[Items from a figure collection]
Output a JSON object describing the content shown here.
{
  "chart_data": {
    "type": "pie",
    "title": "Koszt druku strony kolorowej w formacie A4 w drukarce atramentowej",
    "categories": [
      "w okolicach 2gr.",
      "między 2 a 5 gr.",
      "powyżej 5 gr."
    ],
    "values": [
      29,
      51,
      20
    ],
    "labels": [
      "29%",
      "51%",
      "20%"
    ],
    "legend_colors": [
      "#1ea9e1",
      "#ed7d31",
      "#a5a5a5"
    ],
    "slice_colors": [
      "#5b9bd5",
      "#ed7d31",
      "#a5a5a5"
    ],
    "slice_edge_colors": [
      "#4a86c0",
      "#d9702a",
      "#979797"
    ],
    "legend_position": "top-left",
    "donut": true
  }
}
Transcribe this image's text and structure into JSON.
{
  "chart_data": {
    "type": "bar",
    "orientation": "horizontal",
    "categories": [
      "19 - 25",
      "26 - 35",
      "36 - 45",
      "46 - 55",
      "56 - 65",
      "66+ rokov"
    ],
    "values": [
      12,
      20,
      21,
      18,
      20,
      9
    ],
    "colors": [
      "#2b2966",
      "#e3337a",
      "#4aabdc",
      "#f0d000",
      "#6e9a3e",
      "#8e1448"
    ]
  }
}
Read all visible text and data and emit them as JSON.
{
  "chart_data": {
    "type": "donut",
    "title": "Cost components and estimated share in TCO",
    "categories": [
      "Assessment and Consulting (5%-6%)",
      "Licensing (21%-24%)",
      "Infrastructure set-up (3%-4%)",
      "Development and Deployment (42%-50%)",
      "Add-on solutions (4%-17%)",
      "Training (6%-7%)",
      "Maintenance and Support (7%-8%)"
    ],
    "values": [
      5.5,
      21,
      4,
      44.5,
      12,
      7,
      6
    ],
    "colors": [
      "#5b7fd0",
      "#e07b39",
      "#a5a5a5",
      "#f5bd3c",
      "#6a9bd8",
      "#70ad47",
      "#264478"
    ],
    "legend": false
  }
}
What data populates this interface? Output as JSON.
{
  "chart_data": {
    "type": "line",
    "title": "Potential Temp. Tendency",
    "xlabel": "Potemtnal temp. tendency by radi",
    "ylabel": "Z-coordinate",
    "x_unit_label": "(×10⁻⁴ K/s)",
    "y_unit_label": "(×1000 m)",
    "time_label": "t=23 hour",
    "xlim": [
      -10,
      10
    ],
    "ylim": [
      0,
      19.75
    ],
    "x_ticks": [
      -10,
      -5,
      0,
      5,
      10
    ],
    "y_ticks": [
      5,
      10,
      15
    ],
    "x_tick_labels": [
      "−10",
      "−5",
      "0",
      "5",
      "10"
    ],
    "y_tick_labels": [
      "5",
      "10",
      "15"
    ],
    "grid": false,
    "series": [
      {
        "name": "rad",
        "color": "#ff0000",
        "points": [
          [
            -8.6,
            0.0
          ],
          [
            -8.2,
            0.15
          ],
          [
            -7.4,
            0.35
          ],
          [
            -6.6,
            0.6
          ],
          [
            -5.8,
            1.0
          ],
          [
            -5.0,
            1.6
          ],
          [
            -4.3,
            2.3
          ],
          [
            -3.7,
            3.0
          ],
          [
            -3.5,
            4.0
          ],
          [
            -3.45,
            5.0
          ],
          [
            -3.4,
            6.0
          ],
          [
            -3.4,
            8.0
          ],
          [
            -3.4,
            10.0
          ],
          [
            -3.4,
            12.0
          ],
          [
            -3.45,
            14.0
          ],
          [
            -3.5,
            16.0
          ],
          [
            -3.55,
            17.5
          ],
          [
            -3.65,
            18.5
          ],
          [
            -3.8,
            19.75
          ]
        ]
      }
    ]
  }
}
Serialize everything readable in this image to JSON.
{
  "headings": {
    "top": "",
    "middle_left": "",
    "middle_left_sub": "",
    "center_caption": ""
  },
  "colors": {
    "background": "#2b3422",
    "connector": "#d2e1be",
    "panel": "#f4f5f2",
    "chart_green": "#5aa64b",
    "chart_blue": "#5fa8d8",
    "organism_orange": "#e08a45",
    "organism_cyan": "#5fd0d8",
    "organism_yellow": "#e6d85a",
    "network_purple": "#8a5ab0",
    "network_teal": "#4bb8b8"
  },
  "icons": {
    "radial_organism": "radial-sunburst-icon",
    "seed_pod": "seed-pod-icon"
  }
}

TASK DETAILS:
Restate the whole listing exactly.

EXPECTED ANSWER:
Output a JSON object describing the content shown here.
{
  "chart_data": {
    "type": "pie",
    "title": "Koszt druku strony kolorowej w formacie A4 w drukarce atramentowej",
    "categories": [
      "w okolicach 2gr.",
      "między 2 a 5 gr.",
      "powyżej 5 gr."
    ],
    "values": [
      29,
      51,
      20
    ],
    "labels": [
      "29%",
      "51%",
      "20%"
    ],
    "legend_colors": [
      "#1ea9e1",
      "#ed7d31",
      "#a5a5a5"
    ],
    "slice_colors": [
      "#5b9bd5",
      "#ed7d31",
      "#a5a5a5"
    ],
    "slice_edge_colors": [
      "#4a86c0",
      "#d9702a",
      "#979797"
    ],
    "legend_position": "top-left",
    "donut": true
  }
}
Transcribe this image's text and structure into JSON.
{
  "chart_data": {
    "type": "bar",
    "orientation": "horizontal",
    "categories": [
      "19 - 25",
      "26 - 35",
      "36 - 45",
      "46 - 55",
      "56 - 65",
      "66+ rokov"
    ],
    "values": [
      12,
      20,
      21,
      18,
      20,
      9
    ],
    "colors": [
      "#2b2966",
      "#e3337a",
      "#4aabdc",
      "#f0d000",
      "#6e9a3e",
      "#8e1448"
    ]
  }
}
Read all visible text and data and emit them as JSON.
{
  "chart_data": {
    "type": "donut",
    "title": "Cost components and estimated share in TCO",
    "categories": [
      "Assessment and Consulting (5%-6%)",
      "Licensing (21%-24%)",
      "Infrastructure set-up (3%-4%)",
      "Development and Deployment (42%-50%)",
      "Add-on solutions (4%-17%)",
      "Training (6%-7%)",
      "Maintenance and Support (7%-8%)"
    ],
    "values": [
      5.5,
      21,
      4,
      44.5,
      12,
      7,
      6
    ],
    "colors": [
      "#5b7fd0",
      "#e07b39",
      "#a5a5a5",
      "#f5bd3c",
      "#6a9bd8",
      "#70ad47",
      "#264478"
    ],
    "legend": false
  }
}
What data populates this interface? Output as JSON.
{
  "chart_data": {
    "type": "line",
    "title": "Potential Temp. Tendency",
    "xlabel": "Potemtnal temp. tendency by radi",
    "ylabel": "Z-coordinate",
    "x_unit_label": "(×10⁻⁴ K/s)",
    "y_unit_label": "(×1000 m)",
    "time_label": "t=23 hour",
    "xlim": [
      -10,
      10
    ],
    "ylim": [
      0,
      19.75
    ],
    "x_ticks": [
      -10,
      -5,
      0,
      5,
      10
    ],
    "y_ticks": [
      5,
      10,
      15
    ],
    "x_tick_labels": [
      "−10",
      "−5",
      "0",
      "5",
      "10"
    ],
    "y_tick_labels": [
      "5",
      "10",
      "15"
    ],
    "grid": false,
    "series": [
      {
        "name": "rad",
        "color": "#ff0000",
        "points": [
          [
            -8.6,
            0.0
          ],
          [
            -8.2,
            0.15
          ],
          [
            -7.4,
            0.35
          ],
          [
            -6.6,
            0.6
          ],
          [
            -5.8,
            1.0
          ],
          [
            -5.0,
            1.6
          ],
          [
            -4.3,
            2.3
          ],
          [
            -3.7,
            3.0
          ],
          [
            -3.5,
            4.0
          ],
          [
            -3.45,
            5.0
          ],
          [
            -3.4,
            6.0
          ],
          [
            -3.4,
            8.0
          ],
          [
            -3.4,
            10.0
          ],
          [
            -3.4,
            12.0
          ],
          [
            -3.45,
            14.0
          ],
          [
            -3.5,
            16.0
          ],
          [
            -3.55,
            17.5
          ],
          [
            -3.65,
            18.5
          ],
          [
            -3.8,
            19.75
          ]
        ]
      }
    ]
  }
}
Serialize everything readable in this image to JSON.
{
  "headings": {
    "top": "",
    "middle_left": "",
    "middle_left_sub": "",
    "center_caption": ""
  },
  "colors": {
    "background": "#2b3422",
    "connector": "#d2e1be",
    "panel": "#f4f5f2",
    "chart_green": "#5aa64b",
    "chart_blue": "#5fa8d8",
    "organism_orange": "#e08a45",
    "organism_cyan": "#5fd0d8",
    "organism_yellow": "#e6d85a",
    "network_purple": "#8a5ab0",
    "network_teal": "#4bb8b8"
  },
  "icons": {
    "radial_organism": "radial-sunburst-icon",
    "seed_pod": "seed-pod-icon"
  }
}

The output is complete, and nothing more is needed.